## What to work on
Search the listing for "JSON" and copy every line where it appears.

----

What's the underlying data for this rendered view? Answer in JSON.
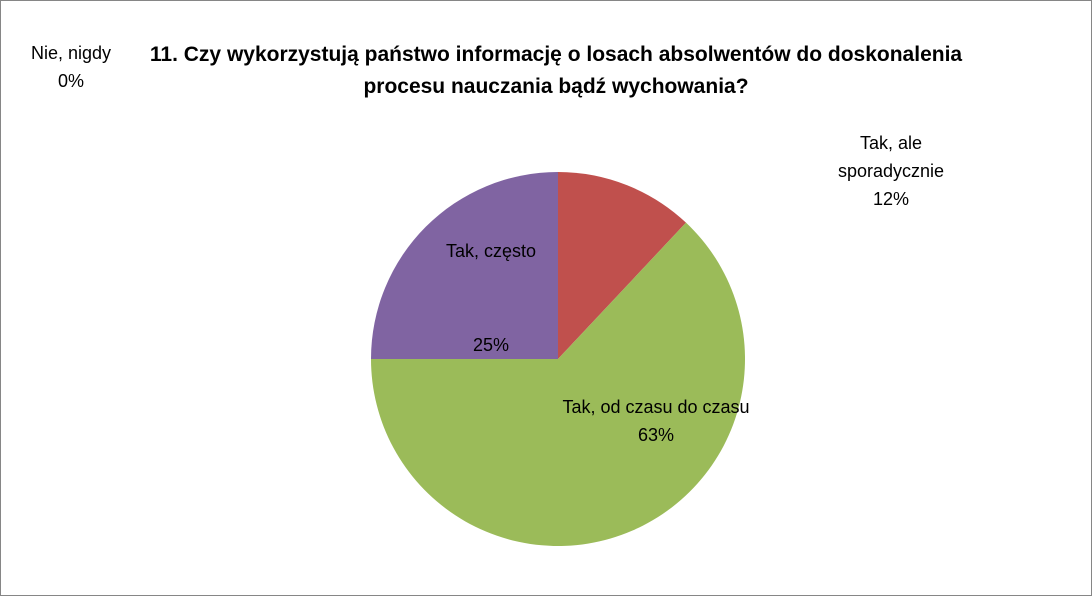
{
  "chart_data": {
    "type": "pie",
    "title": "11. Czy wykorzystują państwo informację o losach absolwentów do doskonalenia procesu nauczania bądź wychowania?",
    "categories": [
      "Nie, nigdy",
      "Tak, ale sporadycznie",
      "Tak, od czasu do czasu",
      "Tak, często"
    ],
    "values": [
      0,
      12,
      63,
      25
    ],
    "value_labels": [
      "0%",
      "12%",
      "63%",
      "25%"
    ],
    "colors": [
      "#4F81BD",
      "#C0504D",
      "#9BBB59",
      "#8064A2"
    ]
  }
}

----

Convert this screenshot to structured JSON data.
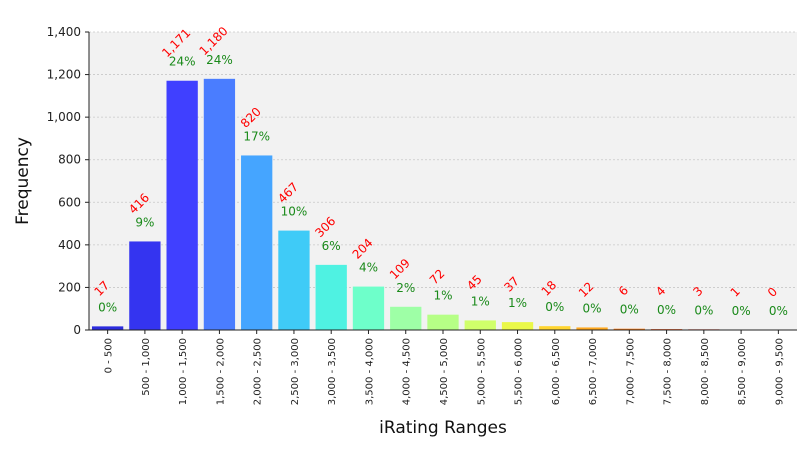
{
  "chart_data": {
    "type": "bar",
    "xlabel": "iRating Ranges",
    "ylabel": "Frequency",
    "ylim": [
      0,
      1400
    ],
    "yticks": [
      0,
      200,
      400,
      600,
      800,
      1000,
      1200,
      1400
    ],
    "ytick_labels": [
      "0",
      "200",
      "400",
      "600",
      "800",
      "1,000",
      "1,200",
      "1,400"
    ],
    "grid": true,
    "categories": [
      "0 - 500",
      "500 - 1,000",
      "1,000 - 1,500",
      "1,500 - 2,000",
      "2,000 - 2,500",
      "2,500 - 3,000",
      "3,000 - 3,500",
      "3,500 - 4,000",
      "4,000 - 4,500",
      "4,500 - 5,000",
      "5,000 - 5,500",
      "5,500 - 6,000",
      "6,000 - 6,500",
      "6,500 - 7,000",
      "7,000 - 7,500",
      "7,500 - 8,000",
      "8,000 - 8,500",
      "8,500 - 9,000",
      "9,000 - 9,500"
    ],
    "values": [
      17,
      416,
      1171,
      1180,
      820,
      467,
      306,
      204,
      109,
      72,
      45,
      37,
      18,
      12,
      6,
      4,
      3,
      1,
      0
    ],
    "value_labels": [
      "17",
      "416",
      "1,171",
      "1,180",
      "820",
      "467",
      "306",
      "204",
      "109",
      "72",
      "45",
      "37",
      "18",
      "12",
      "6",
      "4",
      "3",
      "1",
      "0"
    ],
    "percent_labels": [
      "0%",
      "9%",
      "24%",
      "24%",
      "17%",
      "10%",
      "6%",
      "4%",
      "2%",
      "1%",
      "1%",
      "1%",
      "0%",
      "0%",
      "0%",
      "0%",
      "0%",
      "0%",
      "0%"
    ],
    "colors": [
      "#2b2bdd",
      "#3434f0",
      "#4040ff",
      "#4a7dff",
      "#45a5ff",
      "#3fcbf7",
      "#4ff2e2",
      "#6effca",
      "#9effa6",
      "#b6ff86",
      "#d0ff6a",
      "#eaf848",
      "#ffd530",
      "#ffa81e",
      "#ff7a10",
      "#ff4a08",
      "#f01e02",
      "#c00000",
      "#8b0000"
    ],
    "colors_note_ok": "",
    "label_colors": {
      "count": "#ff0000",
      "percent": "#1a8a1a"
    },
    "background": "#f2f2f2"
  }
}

----

## Correct result
What's the underlying data for this rendered view? Answer in JSON.
Convert this screenshot to structured JSON data.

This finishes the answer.